--- Exercise task ---
Go through the listing below and gather every line with the word "межмуниципальных".

--- Material for the task ---
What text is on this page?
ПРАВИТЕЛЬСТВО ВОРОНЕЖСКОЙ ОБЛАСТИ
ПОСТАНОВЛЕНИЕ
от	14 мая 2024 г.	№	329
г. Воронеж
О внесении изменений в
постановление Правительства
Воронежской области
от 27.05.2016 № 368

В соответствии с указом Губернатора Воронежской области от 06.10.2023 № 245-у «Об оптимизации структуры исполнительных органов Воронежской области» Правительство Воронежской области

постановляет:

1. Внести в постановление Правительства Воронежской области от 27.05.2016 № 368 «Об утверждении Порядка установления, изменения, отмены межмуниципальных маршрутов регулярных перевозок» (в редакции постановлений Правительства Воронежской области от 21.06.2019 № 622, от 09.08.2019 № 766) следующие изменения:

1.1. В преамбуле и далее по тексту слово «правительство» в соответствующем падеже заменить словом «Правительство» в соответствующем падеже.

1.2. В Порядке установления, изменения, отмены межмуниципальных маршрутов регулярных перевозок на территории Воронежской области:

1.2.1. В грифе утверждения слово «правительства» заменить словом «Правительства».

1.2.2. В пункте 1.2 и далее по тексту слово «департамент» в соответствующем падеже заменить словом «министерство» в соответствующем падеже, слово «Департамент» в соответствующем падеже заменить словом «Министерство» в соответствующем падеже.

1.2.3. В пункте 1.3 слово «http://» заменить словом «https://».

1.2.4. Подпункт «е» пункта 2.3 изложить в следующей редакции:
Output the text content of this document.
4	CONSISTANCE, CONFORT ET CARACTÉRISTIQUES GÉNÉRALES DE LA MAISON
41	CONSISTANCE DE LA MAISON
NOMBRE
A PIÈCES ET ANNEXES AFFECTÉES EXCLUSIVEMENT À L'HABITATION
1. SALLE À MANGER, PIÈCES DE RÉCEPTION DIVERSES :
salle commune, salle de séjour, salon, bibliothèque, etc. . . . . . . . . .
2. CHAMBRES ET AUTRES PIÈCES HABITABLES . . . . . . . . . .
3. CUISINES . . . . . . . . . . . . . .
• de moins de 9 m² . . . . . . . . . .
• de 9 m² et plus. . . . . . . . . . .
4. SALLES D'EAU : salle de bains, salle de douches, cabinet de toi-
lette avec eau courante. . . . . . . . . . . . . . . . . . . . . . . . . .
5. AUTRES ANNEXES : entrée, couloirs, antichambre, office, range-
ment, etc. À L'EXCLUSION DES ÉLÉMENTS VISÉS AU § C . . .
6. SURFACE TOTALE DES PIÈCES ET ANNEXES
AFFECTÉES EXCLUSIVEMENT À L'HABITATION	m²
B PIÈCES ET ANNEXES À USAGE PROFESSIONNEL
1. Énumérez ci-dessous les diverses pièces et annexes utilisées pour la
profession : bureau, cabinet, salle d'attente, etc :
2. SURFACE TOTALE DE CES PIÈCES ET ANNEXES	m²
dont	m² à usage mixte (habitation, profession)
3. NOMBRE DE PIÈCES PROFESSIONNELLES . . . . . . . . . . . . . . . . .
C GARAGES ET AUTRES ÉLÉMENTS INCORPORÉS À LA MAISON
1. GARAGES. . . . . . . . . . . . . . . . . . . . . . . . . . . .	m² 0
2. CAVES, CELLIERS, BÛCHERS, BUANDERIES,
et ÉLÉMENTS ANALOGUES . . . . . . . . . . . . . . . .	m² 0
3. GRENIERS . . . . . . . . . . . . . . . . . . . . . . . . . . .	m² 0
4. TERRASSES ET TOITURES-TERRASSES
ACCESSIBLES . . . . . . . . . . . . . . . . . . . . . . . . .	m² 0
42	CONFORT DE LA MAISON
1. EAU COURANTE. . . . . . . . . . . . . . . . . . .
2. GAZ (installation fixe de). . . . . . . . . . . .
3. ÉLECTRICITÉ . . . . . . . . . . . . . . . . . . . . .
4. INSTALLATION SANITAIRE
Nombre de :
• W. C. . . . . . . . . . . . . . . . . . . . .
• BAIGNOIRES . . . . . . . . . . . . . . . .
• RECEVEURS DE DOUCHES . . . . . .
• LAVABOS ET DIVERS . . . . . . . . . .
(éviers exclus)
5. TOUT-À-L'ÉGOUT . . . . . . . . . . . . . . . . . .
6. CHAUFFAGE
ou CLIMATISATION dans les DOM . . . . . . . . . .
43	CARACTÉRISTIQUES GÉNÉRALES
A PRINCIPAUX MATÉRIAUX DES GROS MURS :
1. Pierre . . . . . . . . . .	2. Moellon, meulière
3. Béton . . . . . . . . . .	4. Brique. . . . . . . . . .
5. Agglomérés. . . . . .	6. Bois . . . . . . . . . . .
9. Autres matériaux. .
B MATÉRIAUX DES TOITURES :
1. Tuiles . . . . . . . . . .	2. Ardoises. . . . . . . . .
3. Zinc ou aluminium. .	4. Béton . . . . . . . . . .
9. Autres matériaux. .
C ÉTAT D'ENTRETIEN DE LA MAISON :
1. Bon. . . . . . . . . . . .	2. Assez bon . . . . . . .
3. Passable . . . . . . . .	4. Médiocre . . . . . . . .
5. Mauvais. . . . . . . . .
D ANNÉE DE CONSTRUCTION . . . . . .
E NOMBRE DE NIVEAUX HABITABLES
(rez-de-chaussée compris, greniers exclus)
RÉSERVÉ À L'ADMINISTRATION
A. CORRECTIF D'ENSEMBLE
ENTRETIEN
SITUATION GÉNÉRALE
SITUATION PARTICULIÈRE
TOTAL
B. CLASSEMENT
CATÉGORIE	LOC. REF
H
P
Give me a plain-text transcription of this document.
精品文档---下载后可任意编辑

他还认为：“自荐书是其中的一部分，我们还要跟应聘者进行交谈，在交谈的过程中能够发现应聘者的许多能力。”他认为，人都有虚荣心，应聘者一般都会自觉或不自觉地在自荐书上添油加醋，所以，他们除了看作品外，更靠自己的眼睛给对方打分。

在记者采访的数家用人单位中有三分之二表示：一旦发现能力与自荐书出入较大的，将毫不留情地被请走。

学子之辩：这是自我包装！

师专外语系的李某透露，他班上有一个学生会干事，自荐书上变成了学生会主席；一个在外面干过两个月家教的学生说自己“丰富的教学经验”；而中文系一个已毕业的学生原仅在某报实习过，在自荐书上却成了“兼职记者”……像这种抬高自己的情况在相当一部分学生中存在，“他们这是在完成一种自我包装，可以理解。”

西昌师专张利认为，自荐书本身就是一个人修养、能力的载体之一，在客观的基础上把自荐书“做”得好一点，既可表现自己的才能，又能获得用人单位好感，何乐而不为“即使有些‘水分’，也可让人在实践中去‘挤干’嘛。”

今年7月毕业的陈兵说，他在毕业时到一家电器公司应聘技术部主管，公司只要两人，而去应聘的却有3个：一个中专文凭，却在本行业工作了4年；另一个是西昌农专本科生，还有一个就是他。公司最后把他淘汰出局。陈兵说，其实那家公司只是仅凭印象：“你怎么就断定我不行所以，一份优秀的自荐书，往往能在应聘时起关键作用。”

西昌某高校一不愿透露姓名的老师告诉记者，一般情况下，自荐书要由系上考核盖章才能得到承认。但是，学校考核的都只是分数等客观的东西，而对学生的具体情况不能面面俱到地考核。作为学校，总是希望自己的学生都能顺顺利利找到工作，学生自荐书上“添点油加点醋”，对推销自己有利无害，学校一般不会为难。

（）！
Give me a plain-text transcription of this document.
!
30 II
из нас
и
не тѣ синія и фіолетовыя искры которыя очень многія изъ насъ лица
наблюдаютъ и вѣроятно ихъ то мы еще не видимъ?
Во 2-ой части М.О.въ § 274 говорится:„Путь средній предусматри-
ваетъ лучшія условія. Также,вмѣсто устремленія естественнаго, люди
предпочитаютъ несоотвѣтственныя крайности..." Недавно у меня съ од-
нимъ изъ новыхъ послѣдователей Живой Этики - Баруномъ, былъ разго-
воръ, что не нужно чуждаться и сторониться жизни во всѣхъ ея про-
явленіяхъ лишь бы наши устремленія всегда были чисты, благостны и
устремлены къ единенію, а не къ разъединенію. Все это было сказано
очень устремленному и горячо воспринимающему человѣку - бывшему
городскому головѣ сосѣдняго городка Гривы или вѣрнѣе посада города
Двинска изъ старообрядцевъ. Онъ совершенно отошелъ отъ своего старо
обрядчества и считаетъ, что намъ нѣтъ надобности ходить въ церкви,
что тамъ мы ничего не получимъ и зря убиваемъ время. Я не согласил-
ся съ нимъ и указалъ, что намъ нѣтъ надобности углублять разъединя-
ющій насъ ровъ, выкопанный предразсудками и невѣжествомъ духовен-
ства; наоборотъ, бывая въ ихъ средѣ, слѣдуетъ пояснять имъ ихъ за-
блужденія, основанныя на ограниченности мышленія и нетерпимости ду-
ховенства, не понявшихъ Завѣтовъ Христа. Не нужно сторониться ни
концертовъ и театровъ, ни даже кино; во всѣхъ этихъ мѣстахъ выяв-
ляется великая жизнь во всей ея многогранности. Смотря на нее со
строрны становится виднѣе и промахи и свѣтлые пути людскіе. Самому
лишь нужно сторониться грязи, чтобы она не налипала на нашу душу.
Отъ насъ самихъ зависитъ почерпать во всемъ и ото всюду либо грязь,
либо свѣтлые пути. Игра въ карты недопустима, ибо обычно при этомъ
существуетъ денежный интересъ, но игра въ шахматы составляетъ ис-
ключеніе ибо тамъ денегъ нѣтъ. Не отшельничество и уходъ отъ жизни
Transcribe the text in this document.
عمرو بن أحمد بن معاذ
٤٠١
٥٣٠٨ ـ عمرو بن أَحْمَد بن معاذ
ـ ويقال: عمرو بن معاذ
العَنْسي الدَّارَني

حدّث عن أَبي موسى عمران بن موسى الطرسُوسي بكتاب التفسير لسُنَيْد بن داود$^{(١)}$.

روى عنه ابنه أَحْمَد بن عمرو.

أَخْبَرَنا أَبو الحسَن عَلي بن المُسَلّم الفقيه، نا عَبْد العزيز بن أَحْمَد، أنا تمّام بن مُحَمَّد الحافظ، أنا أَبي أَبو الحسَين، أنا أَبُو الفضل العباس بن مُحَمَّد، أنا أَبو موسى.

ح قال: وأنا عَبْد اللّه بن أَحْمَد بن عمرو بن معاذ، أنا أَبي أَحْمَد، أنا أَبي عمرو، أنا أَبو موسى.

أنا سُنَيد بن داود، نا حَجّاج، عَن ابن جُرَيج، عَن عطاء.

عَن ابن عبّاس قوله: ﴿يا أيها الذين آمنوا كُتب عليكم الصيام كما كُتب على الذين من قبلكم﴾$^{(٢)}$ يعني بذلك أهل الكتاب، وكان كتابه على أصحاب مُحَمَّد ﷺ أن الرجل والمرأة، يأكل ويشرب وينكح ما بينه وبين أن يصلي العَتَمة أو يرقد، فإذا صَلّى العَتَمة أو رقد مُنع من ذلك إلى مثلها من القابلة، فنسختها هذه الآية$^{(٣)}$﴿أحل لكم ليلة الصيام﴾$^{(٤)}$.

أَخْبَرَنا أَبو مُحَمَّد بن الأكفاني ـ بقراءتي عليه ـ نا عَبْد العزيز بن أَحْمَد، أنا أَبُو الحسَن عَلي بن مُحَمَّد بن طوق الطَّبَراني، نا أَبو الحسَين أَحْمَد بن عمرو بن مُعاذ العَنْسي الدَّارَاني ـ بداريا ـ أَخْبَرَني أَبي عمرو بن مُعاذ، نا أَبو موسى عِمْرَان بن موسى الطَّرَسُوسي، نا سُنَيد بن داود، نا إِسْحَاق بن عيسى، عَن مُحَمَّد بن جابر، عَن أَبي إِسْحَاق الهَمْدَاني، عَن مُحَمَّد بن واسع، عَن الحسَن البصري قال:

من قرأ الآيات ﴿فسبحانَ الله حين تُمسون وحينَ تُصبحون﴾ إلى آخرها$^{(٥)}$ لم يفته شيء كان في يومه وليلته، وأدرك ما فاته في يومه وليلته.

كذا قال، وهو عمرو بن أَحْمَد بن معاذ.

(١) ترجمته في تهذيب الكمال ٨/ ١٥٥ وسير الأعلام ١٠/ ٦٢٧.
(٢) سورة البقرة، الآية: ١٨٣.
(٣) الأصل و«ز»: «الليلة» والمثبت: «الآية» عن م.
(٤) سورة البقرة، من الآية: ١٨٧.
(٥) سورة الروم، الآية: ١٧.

--- Correct response ---
1. Внести в постановление Правительства Воронежской области от 27.05.2016 № 368 «Об утверждении Порядка установления, изменения, отмены межмуниципальных маршрутов регулярных перевозок» (в редакции постановлений Правительства Воронежской области от 21.06.2019 № 622, от 09.08.2019 № 766) следующие изменения:
1.2. В Порядке установления, изменения, отмены межмуниципальных маршрутов регулярных перевозок на территории Воронежской области:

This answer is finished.